Copy out each line containing "finanse" from the entries below.
--------
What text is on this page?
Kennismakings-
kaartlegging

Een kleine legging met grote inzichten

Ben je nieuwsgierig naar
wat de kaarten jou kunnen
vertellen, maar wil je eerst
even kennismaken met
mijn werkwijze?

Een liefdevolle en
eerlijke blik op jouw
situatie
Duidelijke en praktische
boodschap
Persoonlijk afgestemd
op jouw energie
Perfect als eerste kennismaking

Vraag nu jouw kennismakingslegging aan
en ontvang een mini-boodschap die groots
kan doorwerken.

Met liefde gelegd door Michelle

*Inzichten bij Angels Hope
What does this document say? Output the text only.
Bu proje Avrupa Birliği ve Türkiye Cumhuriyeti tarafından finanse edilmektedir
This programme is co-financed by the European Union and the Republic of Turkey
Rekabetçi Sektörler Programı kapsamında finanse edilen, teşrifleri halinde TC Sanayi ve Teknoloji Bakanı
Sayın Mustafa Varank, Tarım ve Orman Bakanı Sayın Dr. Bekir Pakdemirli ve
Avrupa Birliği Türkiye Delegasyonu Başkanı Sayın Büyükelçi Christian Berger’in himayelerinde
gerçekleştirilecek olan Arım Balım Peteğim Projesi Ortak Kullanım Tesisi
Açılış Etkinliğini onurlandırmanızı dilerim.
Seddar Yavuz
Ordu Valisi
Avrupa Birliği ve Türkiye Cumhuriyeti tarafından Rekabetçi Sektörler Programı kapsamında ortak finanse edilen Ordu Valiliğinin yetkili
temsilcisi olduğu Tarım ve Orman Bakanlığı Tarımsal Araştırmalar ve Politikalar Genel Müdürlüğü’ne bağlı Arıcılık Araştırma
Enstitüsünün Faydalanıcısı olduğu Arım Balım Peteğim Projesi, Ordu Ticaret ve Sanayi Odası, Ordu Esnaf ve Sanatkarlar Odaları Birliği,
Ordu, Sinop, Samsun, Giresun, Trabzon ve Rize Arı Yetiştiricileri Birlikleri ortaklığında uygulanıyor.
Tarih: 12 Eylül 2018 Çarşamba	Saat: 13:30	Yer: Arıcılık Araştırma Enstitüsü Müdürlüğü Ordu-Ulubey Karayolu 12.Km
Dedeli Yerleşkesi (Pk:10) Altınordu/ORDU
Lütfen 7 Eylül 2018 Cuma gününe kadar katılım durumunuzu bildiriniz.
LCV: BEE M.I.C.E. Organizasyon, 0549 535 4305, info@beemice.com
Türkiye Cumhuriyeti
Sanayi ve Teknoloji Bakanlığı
--------
- **THE SOLUTION**
Bu proje Avrupa Birliği ve Türkiye Cumhuriyeti tarafından finanse edilmektedir
Rekabetçi Sektörler Programı kapsamında finanse edilen, teşrifleri halinde TC Sanayi ve Teknoloji Bakanı
Avrupa Birliği ve Türkiye Cumhuriyeti tarafından Rekabetçi Sektörler Programı kapsamında ortak finanse edilen Ordu Valiliğinin yetkili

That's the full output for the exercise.